(Data listing)
• • • • •

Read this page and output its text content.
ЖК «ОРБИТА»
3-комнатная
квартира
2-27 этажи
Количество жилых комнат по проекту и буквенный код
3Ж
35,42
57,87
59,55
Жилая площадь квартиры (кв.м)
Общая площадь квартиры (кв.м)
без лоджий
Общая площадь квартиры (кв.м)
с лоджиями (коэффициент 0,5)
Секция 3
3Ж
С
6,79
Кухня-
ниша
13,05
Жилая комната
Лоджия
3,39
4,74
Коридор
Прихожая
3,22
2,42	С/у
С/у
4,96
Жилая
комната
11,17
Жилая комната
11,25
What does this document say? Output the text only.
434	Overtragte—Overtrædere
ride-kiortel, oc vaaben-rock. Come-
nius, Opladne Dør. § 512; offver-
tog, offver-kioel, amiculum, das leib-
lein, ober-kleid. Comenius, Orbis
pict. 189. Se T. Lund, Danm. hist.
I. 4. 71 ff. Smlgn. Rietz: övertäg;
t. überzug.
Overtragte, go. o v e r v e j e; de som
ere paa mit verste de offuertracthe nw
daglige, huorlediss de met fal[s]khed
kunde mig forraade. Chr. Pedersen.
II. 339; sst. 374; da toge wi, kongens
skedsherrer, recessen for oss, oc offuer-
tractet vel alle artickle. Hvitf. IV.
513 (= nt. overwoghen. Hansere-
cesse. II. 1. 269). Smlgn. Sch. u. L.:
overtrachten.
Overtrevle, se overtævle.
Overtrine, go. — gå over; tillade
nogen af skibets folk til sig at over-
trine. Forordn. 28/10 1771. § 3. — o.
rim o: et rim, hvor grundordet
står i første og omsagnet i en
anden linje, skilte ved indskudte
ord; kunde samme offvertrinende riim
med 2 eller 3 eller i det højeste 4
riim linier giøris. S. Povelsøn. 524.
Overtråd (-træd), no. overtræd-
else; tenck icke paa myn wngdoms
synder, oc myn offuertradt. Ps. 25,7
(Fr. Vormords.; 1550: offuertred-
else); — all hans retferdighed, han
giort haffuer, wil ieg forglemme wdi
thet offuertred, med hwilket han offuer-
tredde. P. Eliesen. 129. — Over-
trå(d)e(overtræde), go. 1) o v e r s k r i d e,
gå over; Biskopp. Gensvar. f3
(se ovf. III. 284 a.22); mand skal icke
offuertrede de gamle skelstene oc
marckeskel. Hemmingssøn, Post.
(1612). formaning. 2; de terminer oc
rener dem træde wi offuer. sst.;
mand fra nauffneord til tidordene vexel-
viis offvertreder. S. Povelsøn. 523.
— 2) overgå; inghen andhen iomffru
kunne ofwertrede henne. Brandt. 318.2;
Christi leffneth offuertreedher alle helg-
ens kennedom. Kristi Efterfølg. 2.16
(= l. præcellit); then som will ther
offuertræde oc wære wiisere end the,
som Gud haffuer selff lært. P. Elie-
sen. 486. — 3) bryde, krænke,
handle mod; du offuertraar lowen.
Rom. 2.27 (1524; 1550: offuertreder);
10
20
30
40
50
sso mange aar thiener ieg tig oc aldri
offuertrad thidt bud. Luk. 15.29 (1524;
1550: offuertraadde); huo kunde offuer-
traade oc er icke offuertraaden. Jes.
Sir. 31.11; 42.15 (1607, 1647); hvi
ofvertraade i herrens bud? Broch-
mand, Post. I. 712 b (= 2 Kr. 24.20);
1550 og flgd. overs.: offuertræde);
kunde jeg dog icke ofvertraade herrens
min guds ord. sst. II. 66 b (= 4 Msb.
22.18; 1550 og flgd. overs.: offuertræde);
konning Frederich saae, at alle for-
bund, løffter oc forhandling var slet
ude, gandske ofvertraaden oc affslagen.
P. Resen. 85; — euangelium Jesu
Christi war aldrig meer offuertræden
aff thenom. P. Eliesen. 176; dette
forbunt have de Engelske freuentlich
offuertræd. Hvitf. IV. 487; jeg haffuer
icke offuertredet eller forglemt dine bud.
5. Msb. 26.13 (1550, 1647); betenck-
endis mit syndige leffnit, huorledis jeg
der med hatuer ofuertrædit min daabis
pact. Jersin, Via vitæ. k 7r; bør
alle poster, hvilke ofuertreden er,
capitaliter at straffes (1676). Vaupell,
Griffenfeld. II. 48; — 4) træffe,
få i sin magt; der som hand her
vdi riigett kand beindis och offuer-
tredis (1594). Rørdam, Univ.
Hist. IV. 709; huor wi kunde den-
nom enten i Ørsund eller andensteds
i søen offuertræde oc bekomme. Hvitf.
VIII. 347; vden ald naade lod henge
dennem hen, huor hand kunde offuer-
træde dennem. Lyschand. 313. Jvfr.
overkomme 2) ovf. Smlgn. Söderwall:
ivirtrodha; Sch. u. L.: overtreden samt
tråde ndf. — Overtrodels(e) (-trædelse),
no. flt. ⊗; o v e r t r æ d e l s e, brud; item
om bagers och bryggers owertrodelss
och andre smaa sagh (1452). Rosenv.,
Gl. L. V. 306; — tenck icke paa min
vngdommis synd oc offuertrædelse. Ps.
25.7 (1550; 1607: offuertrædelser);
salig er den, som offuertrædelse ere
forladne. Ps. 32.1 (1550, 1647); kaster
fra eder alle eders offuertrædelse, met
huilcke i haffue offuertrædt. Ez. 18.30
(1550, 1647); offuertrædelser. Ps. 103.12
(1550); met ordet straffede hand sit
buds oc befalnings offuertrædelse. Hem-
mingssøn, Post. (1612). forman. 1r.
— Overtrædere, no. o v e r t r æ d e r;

• • • • •

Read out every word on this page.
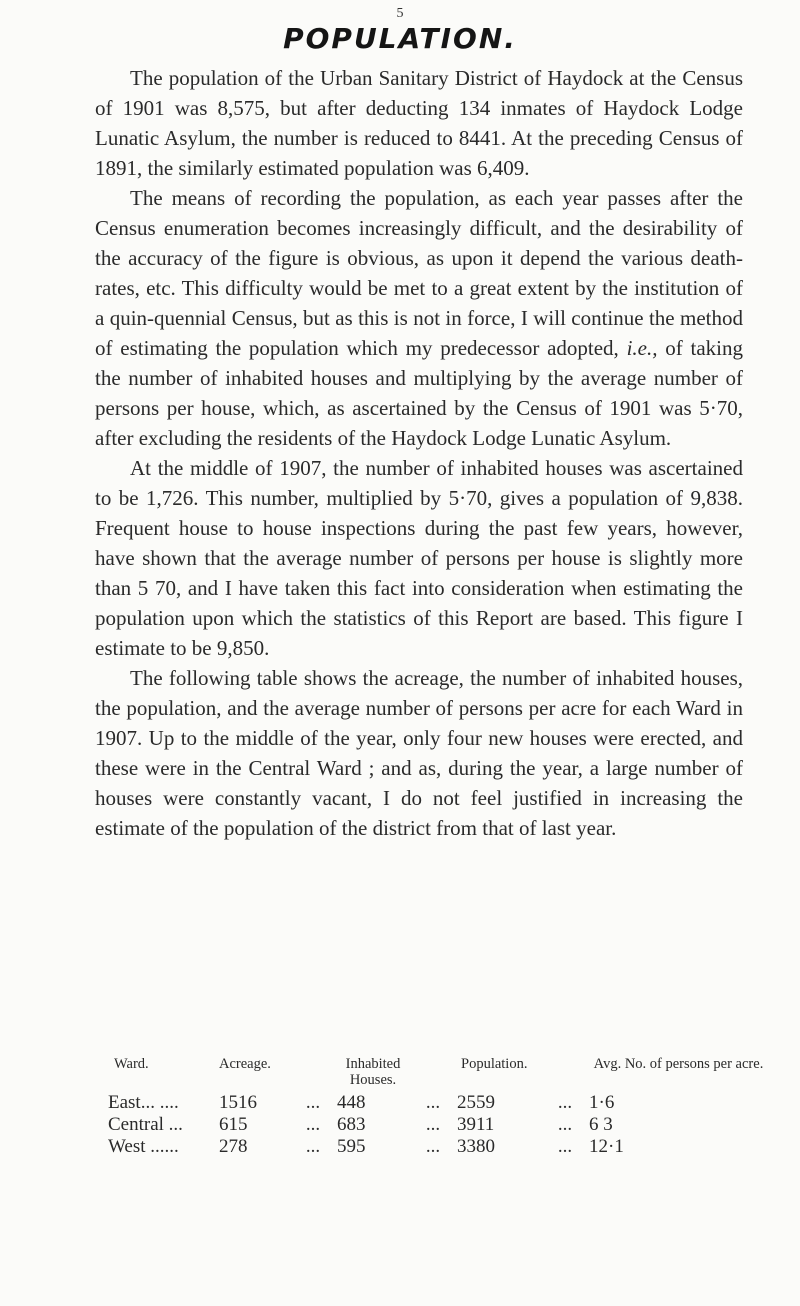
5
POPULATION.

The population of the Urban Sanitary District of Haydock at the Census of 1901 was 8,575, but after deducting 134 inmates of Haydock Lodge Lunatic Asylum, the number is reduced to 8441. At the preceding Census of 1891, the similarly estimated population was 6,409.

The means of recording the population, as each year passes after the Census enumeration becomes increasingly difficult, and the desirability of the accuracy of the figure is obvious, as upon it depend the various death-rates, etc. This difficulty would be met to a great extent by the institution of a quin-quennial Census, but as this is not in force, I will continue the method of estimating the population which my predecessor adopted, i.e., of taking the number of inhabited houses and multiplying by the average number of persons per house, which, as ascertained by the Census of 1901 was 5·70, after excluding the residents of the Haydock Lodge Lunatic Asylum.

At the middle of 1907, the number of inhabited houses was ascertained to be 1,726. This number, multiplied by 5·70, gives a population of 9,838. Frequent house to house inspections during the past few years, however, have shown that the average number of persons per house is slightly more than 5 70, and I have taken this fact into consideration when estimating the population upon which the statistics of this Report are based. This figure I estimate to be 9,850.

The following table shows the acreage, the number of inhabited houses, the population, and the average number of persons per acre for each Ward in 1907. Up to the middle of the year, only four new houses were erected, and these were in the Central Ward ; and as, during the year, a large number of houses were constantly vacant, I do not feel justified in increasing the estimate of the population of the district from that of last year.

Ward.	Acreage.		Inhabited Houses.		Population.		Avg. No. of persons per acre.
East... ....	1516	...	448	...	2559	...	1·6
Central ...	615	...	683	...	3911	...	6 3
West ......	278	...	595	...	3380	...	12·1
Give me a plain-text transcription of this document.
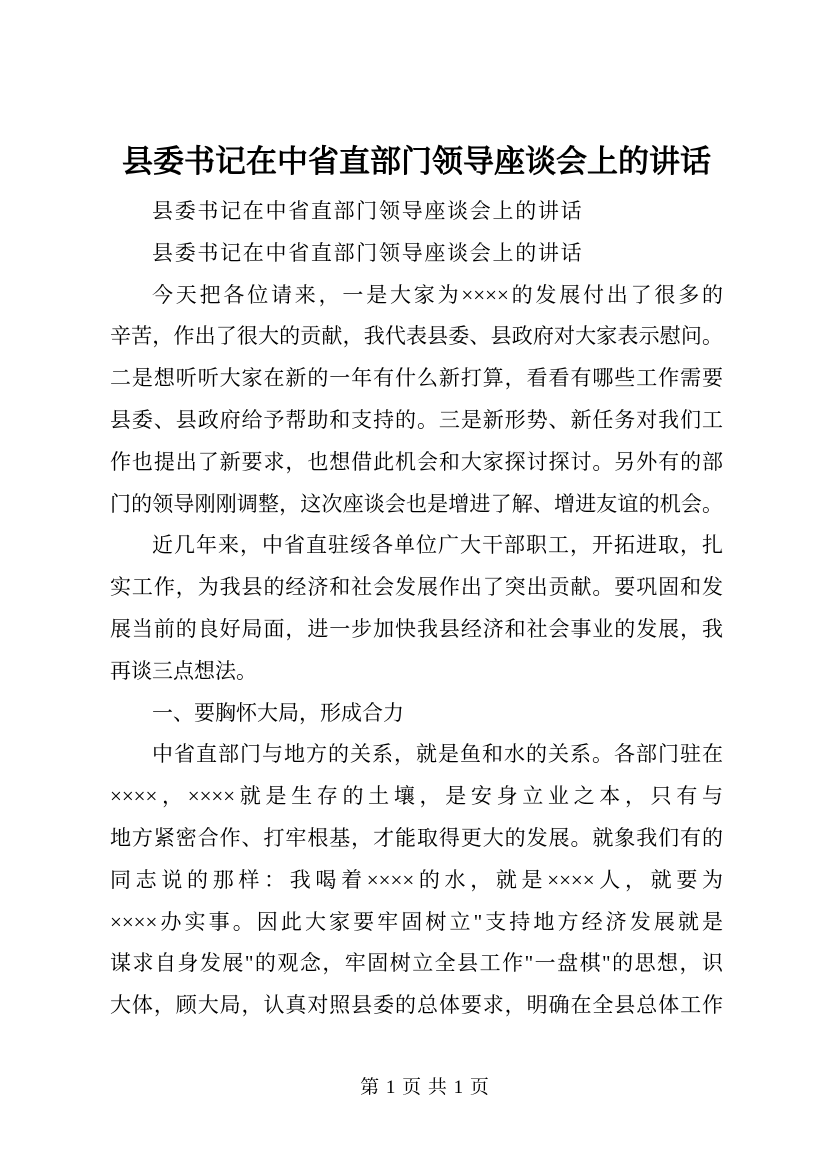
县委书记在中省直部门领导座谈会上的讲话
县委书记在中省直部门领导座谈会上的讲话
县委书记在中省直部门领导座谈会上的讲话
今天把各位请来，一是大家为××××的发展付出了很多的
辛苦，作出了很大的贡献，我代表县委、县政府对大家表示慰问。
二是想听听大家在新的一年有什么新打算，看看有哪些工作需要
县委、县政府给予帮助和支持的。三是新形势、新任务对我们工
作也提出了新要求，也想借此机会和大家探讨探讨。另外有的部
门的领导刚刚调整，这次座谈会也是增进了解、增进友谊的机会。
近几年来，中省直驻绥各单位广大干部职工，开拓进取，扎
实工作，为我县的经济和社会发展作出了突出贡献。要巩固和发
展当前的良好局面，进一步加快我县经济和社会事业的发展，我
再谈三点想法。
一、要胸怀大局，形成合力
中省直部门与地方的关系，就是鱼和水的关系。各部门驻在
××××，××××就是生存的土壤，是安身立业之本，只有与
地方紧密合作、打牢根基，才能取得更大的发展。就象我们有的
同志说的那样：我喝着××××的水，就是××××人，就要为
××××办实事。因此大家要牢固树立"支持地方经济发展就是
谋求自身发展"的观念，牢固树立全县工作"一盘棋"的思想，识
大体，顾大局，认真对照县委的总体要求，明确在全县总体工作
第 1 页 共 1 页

• • • • •

List every line in the records above that contains the word "Census".

- **Answer to this task**
The population of the Urban Sanitary District of Haydock at the Census of 1901 was 8,575, but after deducting 134 inmates of Haydock Lodge Lunatic Asylum, the number is reduced to 8441. At the preceding Census of 1891, the similarly estimated population was 6,409.
The means of recording the population, as each year passes after the Census enumeration becomes increasingly difficult, and the desirability of the accuracy of the figure is obvious, as upon it depend the various death-rates, etc. This difficulty would be met to a great extent by the institution of a quin-quennial Census, but as this is not in force, I will continue the method of estimating the population which my predecessor adopted, i.e., of taking the number of inhabited houses and multiplying by the average number of persons per house, which, as ascertained by the Census of 1901 was 5·70, after excluding the residents of the Haydock Lodge Lunatic Asylum.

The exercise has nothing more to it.